> [Description of the task]: List each line holding the string "JSON".

> [Material provided]:
● ● ● ● ● ● ●

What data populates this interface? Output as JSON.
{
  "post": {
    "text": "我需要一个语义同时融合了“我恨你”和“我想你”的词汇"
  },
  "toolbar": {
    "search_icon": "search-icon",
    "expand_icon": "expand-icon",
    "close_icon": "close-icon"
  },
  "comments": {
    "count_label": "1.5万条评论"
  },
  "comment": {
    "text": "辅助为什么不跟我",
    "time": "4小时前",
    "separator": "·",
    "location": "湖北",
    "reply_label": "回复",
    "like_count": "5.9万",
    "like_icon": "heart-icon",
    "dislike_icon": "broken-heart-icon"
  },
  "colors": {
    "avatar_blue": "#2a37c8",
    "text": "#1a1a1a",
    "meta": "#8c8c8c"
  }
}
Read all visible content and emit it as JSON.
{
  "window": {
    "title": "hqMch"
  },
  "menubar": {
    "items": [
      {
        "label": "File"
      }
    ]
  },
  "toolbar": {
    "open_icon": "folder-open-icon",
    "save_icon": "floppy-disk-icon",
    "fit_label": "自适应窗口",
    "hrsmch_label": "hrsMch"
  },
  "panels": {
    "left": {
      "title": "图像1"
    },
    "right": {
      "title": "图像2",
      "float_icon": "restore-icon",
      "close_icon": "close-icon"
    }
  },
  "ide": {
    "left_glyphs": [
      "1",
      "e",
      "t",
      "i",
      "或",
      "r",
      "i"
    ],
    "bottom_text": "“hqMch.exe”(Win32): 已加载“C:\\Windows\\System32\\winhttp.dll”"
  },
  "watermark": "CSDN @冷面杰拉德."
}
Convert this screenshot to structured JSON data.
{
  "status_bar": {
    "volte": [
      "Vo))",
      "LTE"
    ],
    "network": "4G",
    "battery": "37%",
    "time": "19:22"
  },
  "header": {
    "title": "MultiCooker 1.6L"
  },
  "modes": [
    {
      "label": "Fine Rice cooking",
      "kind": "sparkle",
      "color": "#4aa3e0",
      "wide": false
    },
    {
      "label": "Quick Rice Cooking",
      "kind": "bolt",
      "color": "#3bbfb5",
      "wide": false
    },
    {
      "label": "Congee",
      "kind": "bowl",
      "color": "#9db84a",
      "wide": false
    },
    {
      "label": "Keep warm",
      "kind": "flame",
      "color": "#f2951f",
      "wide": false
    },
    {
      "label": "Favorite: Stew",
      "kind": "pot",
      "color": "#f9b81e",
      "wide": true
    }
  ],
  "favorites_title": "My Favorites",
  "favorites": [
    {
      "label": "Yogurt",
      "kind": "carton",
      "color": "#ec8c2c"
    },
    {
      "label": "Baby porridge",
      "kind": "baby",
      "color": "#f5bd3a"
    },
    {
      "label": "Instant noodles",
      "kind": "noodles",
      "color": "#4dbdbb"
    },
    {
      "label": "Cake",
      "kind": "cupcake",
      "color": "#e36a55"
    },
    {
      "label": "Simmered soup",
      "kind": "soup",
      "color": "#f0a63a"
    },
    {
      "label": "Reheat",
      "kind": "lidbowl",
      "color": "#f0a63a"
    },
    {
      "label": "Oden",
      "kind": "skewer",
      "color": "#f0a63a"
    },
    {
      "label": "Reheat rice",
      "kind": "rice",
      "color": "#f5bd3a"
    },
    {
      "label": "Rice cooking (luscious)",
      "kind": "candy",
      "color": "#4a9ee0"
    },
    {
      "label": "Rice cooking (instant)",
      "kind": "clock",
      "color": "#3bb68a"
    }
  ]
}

● ● ● ● ● ● ●

> [Solution below]:
What data populates this interface? Output as JSON.
Read all visible content and emit it as JSON.
Convert this screenshot to structured JSON data.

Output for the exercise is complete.